Pull every line containing the word "Digite" from the records.

- - -

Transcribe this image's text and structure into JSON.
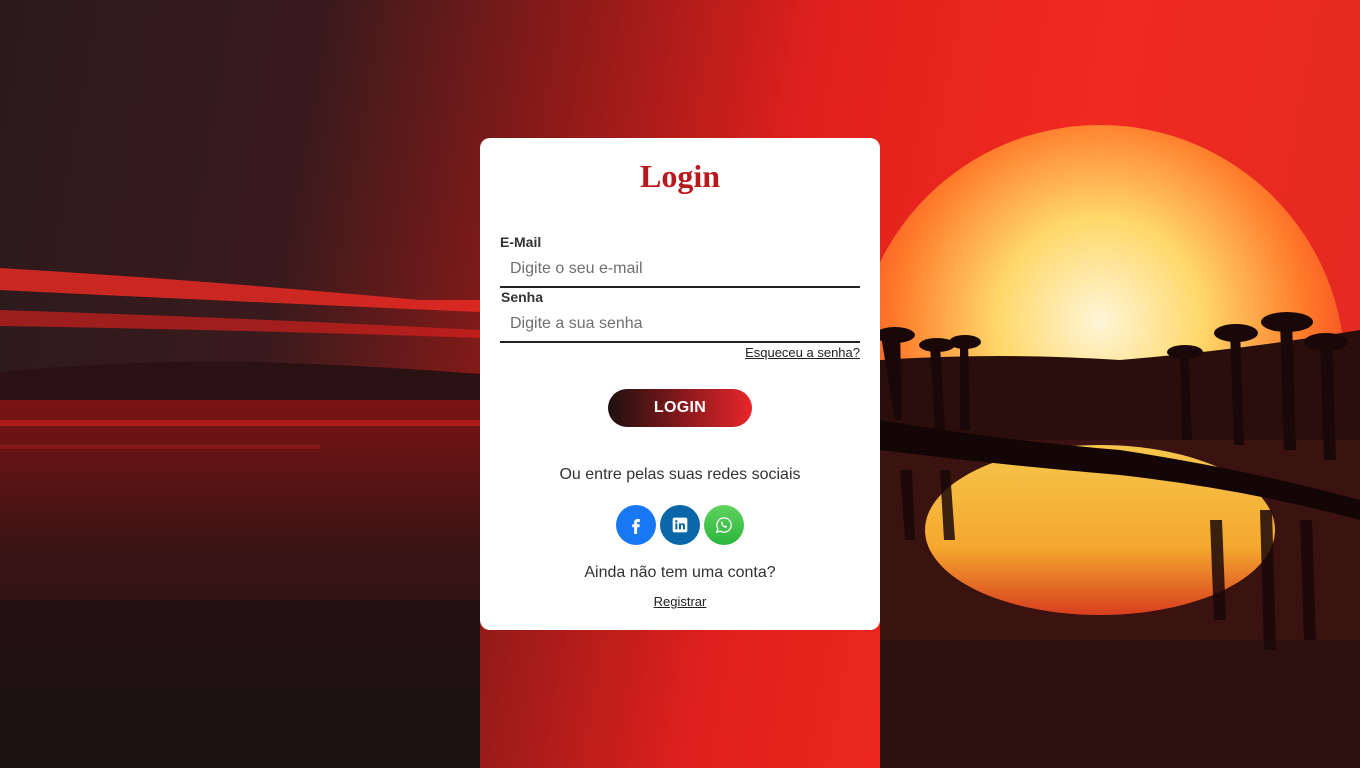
{
  "login_card": {
    "title": "Login",
    "email": {
      "label": "E-Mail",
      "placeholder": "Digite o seu e-mail",
      "value": ""
    },
    "password": {
      "label": "Senha",
      "placeholder": "Digite a sua senha",
      "value": ""
    },
    "forgot_link": "Esqueceu a senha?",
    "login_button": "LOGIN",
    "social_prompt": "Ou entre pelas suas redes sociais",
    "social_buttons": [
      {
        "icon": "facebook-icon",
        "color": "#1877f2"
      },
      {
        "icon": "linkedin-icon",
        "color": "#0a66a8"
      },
      {
        "icon": "whatsapp-icon",
        "color": "#3cc24a"
      }
    ],
    "no_account_text": "Ainda não tem uma conta?",
    "register_link": "Registrar"
  },
  "colors": {
    "title": "#b8191c",
    "button_gradient_start": "#1e1011",
    "button_gradient_end": "#e8252a"
  }
}
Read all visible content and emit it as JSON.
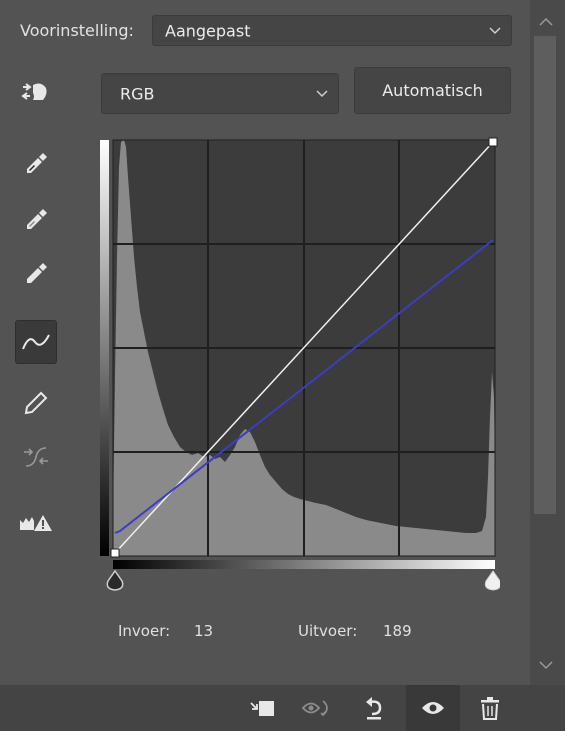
{
  "preset": {
    "label": "Voorinstelling:",
    "value": "Aangepast"
  },
  "channel": {
    "value": "RGB"
  },
  "auto_button": {
    "label": "Automatisch"
  },
  "tools": [
    "on-image-adjust-icon",
    "eyedropper-black-icon",
    "eyedropper-gray-icon",
    "eyedropper-white-icon",
    "curve-points-icon",
    "pencil-icon",
    "smooth-curve-icon",
    "clipping-warning-icon"
  ],
  "readout": {
    "input_label": "Invoer:",
    "input_value": "13",
    "output_label": "Uitvoer:",
    "output_value": "189"
  },
  "colors": {
    "panel_bg": "#535353",
    "graph_bg": "#3c3c3c",
    "histogram": "#8a8a8a",
    "blue_curve": "#3c3cc4",
    "rgb_curve": "#f0f0f0"
  },
  "footer_icons": [
    "clip-to-layer-icon",
    "view-previous-state-icon",
    "reset-icon",
    "visibility-eye-icon",
    "trash-icon"
  ]
}
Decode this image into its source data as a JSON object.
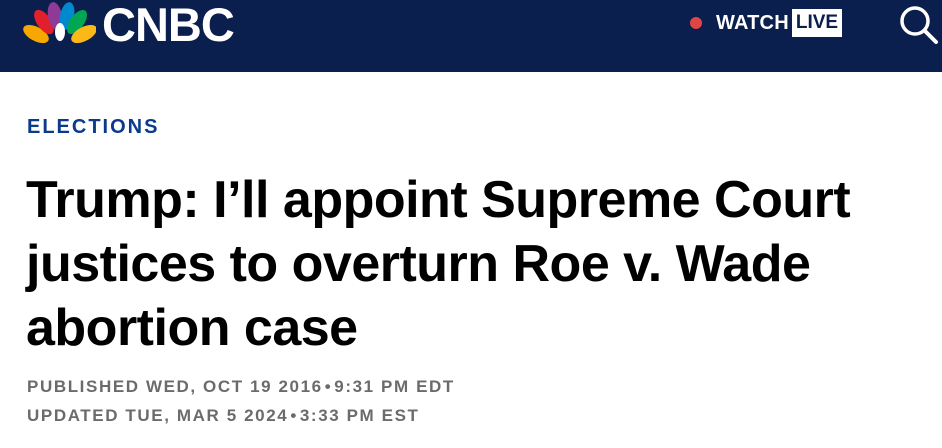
{
  "header": {
    "brand": "CNBC",
    "watch_label": "WATCH",
    "live_label": "LIVE",
    "colors": {
      "navbar_bg": "#0a1f4d",
      "live_dot": "#e04545"
    },
    "icons": {
      "logo": "nbc-peacock-icon",
      "search": "search-icon"
    }
  },
  "article": {
    "section": "ELECTIONS",
    "headline": "Trump: I’ll appoint Supreme Court justices to overturn Roe v. Wade abortion case",
    "published": {
      "label": "PUBLISHED WED, OCT 19 2016",
      "separator": "•",
      "time": "9:31 PM EDT"
    },
    "updated": {
      "label": "UPDATED TUE, MAR 5 2024",
      "separator": "•",
      "time": "3:33 PM EST"
    }
  }
}
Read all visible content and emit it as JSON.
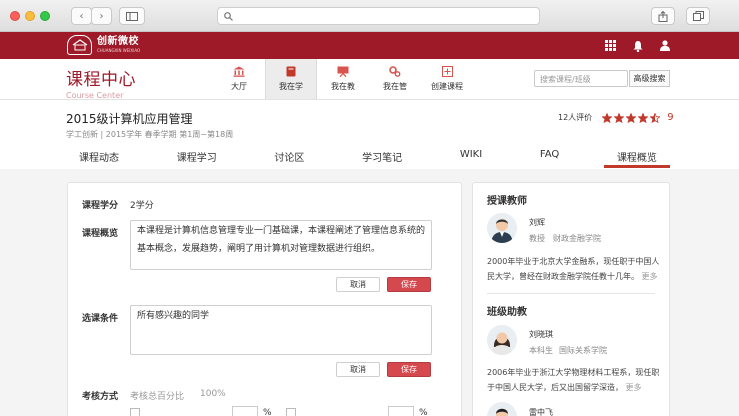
{
  "chrome": {
    "nav_back": "‹",
    "nav_forward": "›"
  },
  "topbar": {
    "logo_main": "创新微校",
    "logo_sub": "CHUANGXIN WEIXIAO"
  },
  "header": {
    "brand_title": "课程中心",
    "brand_sub": "Course Center",
    "nav": [
      {
        "label": "大厅",
        "icon": "bank-icon"
      },
      {
        "label": "我在学",
        "icon": "book-icon",
        "active": true
      },
      {
        "label": "我在教",
        "icon": "presentation-icon"
      },
      {
        "label": "我在管",
        "icon": "gears-icon"
      },
      {
        "label": "创建课程",
        "icon": "plus-square-icon"
      }
    ],
    "search_placeholder": "搜索课程/班级",
    "advanced_search": "高级搜索"
  },
  "course": {
    "title": "2015级计算机应用管理",
    "meta": "学工创新 | 2015学年 春季学期 第1周~第18周",
    "rating_count": "12人评价",
    "rating_score": "9",
    "rating_stars": 4.5
  },
  "tabs": [
    "课程动态",
    "课程学习",
    "讨论区",
    "学习笔记",
    "WIKI",
    "FAQ",
    "课程概览"
  ],
  "form": {
    "credit_label": "课程学分",
    "credit_value": "2学分",
    "overview_label": "课程概览",
    "overview_text": "本课程是计算机信息管理专业一门基础课，本课程阐述了管理信息系统的基本概念，发展趋势，阐明了用计算机对管理数据进行组织。",
    "cancel": "取消",
    "save": "保存",
    "prereq_label": "选课条件",
    "prereq_text": "所有感兴趣的同学",
    "assess_label": "考核方式",
    "assess_sub": "考核总百分比",
    "assess_total": "100%",
    "percent": "%"
  },
  "side": {
    "teacher_heading": "授课教师",
    "teacher_name": "刘辉",
    "teacher_title": "教授",
    "teacher_dept": "财政金融学院",
    "teacher_bio": "2000年毕业于北京大学金融系，现任职于中国人民大学，曾经在财政金融学院任教十几年。",
    "more": "更多",
    "assistant_heading": "班级助教",
    "assistant_name": "刘晓琪",
    "assistant_title": "本科生",
    "assistant_dept": "国际关系学院",
    "assistant_bio": "2006年毕业于浙江大学物理材料工程系，现任职于中国人民大学，后又出国留学深造，",
    "assistant2_name": "雷中飞"
  }
}
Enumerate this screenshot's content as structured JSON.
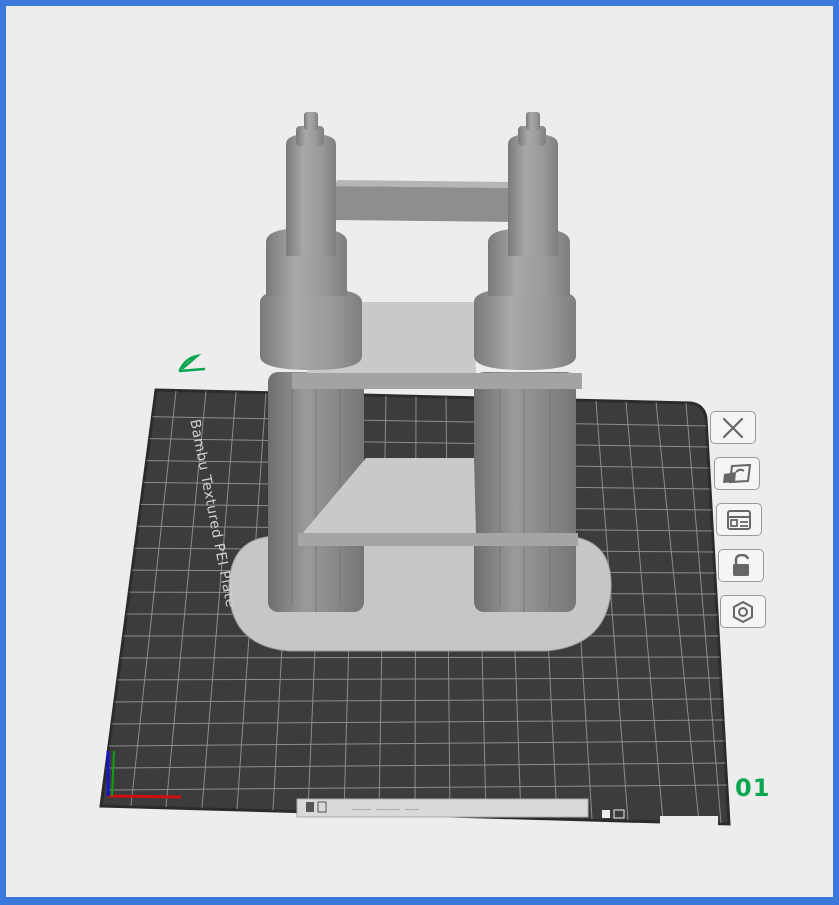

- - -

Solution to the exercise:
      "placeholder": "Digite o seu e-mail",
      "placeholder": "Digite a sua senha",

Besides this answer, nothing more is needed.